* _PROBLEM STATEMENT_: The exercise asks for every line of the data to be reproduced exactly.

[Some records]
* * *

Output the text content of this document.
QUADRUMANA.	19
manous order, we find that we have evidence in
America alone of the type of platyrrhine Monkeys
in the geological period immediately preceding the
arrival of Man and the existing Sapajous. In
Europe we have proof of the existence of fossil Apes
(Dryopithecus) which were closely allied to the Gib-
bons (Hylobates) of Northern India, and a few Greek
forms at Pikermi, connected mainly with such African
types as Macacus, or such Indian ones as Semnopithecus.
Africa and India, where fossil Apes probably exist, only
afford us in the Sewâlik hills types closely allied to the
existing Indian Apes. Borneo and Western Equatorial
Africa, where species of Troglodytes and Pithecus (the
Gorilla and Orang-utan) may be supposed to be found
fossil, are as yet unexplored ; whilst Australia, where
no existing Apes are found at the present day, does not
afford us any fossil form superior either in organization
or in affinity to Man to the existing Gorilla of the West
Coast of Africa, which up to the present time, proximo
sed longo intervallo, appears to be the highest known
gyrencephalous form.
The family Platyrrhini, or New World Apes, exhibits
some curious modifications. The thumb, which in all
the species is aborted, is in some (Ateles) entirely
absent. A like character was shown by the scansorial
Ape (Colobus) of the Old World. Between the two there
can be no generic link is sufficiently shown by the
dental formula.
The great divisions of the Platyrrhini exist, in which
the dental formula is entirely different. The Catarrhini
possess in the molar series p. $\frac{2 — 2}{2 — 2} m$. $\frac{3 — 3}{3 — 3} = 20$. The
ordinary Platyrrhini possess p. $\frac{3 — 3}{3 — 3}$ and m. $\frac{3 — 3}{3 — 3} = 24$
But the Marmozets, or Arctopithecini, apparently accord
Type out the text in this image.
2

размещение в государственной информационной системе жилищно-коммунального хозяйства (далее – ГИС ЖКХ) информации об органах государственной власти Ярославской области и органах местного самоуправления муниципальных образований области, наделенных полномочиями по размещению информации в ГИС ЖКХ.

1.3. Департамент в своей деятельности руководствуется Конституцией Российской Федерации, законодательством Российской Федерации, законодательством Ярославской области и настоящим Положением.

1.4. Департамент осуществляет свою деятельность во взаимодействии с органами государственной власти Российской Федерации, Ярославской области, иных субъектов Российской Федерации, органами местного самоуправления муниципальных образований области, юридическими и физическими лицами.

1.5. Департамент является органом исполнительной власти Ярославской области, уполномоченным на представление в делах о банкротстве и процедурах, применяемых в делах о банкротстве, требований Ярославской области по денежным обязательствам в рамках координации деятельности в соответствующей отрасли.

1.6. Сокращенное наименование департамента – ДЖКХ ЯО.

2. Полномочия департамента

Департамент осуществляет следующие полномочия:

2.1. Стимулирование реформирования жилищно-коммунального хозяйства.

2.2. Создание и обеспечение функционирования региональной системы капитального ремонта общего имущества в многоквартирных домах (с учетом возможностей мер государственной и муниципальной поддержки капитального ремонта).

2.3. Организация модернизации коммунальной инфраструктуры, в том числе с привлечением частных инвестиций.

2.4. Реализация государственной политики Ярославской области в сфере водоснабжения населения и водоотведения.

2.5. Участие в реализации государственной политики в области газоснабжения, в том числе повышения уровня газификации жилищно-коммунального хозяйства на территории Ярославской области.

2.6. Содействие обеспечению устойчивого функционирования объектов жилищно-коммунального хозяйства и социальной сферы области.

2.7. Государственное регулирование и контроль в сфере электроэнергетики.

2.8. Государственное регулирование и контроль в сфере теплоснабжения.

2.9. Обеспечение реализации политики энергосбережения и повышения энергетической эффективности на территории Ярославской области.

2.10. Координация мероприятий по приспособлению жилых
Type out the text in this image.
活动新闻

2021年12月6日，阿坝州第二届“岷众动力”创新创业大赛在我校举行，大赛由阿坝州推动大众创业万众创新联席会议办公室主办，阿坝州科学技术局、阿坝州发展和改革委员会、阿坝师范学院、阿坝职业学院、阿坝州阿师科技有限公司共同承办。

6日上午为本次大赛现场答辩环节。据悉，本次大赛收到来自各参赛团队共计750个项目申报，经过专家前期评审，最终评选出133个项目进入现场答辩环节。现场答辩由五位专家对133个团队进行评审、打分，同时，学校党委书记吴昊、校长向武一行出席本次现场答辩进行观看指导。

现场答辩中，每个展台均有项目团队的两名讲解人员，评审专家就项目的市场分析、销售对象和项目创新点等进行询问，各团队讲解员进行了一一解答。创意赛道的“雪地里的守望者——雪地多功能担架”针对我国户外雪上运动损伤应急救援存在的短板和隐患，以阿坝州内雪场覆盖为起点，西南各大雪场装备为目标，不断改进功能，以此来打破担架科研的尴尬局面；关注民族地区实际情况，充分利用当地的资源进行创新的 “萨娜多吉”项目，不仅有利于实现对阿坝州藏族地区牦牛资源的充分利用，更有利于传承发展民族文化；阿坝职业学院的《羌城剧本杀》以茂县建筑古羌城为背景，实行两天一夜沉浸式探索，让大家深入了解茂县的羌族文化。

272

* * *

* _RESULT FOR THIS EXERCISE_:
Output the text content of this document.
QUADRUMANA.	19
manous order, we find that we have evidence in
America alone of the type of platyrrhine Monkeys
in the geological period immediately preceding the
arrival of Man and the existing Sapajous. In
Europe we have proof of the existence of fossil Apes
(Dryopithecus) which were closely allied to the Gib-
bons (Hylobates) of Northern India, and a few Greek
forms at Pikermi, connected mainly with such African
types as Macacus, or such Indian ones as Semnopithecus.
Africa and India, where fossil Apes probably exist, only
afford us in the Sewâlik hills types closely allied to the
existing Indian Apes. Borneo and Western Equatorial
Africa, where species of Troglodytes and Pithecus (the
Gorilla and Orang-utan) may be supposed to be found
fossil, are as yet unexplored ; whilst Australia, where
no existing Apes are found at the present day, does not
afford us any fossil form superior either in organization
or in affinity to Man to the existing Gorilla of the West
Coast of Africa, which up to the present time, proximo
sed longo intervallo, appears to be the highest known
gyrencephalous form.
The family Platyrrhini, or New World Apes, exhibits
some curious modifications. The thumb, which in all
the species is aborted, is in some (Ateles) entirely
absent. A like character was shown by the scansorial
Ape (Colobus) of the Old World. Between the two there
can be no generic link is sufficiently shown by the
dental formula.
The great divisions of the Platyrrhini exist, in which
the dental formula is entirely different. The Catarrhini
possess in the molar series p. $\frac{2 — 2}{2 — 2} m$. $\frac{3 — 3}{3 — 3} = 20$. The
ordinary Platyrrhini possess p. $\frac{3 — 3}{3 — 3}$ and m. $\frac{3 — 3}{3 — 3} = 24$
But the Marmozets, or Arctopithecini, apparently accord
Type out the text in this image.
2

размещение в государственной информационной системе жилищно-коммунального хозяйства (далее – ГИС ЖКХ) информации об органах государственной власти Ярославской области и органах местного самоуправления муниципальных образований области, наделенных полномочиями по размещению информации в ГИС ЖКХ.

1.3. Департамент в своей деятельности руководствуется Конституцией Российской Федерации, законодательством Российской Федерации, законодательством Ярославской области и настоящим Положением.

1.4. Департамент осуществляет свою деятельность во взаимодействии с органами государственной власти Российской Федерации, Ярославской области, иных субъектов Российской Федерации, органами местного самоуправления муниципальных образований области, юридическими и физическими лицами.

1.5. Департамент является органом исполнительной власти Ярославской области, уполномоченным на представление в делах о банкротстве и процедурах, применяемых в делах о банкротстве, требований Ярославской области по денежным обязательствам в рамках координации деятельности в соответствующей отрасли.

1.6. Сокращенное наименование департамента – ДЖКХ ЯО.

2. Полномочия департамента

Департамент осуществляет следующие полномочия:

2.1. Стимулирование реформирования жилищно-коммунального хозяйства.

2.2. Создание и обеспечение функционирования региональной системы капитального ремонта общего имущества в многоквартирных домах (с учетом возможностей мер государственной и муниципальной поддержки капитального ремонта).

2.3. Организация модернизации коммунальной инфраструктуры, в том числе с привлечением частных инвестиций.

2.4. Реализация государственной политики Ярославской области в сфере водоснабжения населения и водоотведения.

2.5. Участие в реализации государственной политики в области газоснабжения, в том числе повышения уровня газификации жилищно-коммунального хозяйства на территории Ярославской области.

2.6. Содействие обеспечению устойчивого функционирования объектов жилищно-коммунального хозяйства и социальной сферы области.

2.7. Государственное регулирование и контроль в сфере электроэнергетики.

2.8. Государственное регулирование и контроль в сфере теплоснабжения.

2.9. Обеспечение реализации политики энергосбережения и повышения энергетической эффективности на территории Ярославской области.

2.10. Координация мероприятий по приспособлению жилых
Type out the text in this image.
活动新闻

2021年12月6日，阿坝州第二届“岷众动力”创新创业大赛在我校举行，大赛由阿坝州推动大众创业万众创新联席会议办公室主办，阿坝州科学技术局、阿坝州发展和改革委员会、阿坝师范学院、阿坝职业学院、阿坝州阿师科技有限公司共同承办。

6日上午为本次大赛现场答辩环节。据悉，本次大赛收到来自各参赛团队共计750个项目申报，经过专家前期评审，最终评选出133个项目进入现场答辩环节。现场答辩由五位专家对133个团队进行评审、打分，同时，学校党委书记吴昊、校长向武一行出席本次现场答辩进行观看指导。

现场答辩中，每个展台均有项目团队的两名讲解人员，评审专家就项目的市场分析、销售对象和项目创新点等进行询问，各团队讲解员进行了一一解答。创意赛道的“雪地里的守望者——雪地多功能担架”针对我国户外雪上运动损伤应急救援存在的短板和隐患，以阿坝州内雪场覆盖为起点，西南各大雪场装备为目标，不断改进功能，以此来打破担架科研的尴尬局面；关注民族地区实际情况，充分利用当地的资源进行创新的 “萨娜多吉”项目，不仅有利于实现对阿坝州藏族地区牦牛资源的充分利用，更有利于传承发展民族文化；阿坝职业学院的《羌城剧本杀》以茂县建筑古羌城为背景，实行两天一夜沉浸式探索，让大家深入了解茂县的羌族文化。

272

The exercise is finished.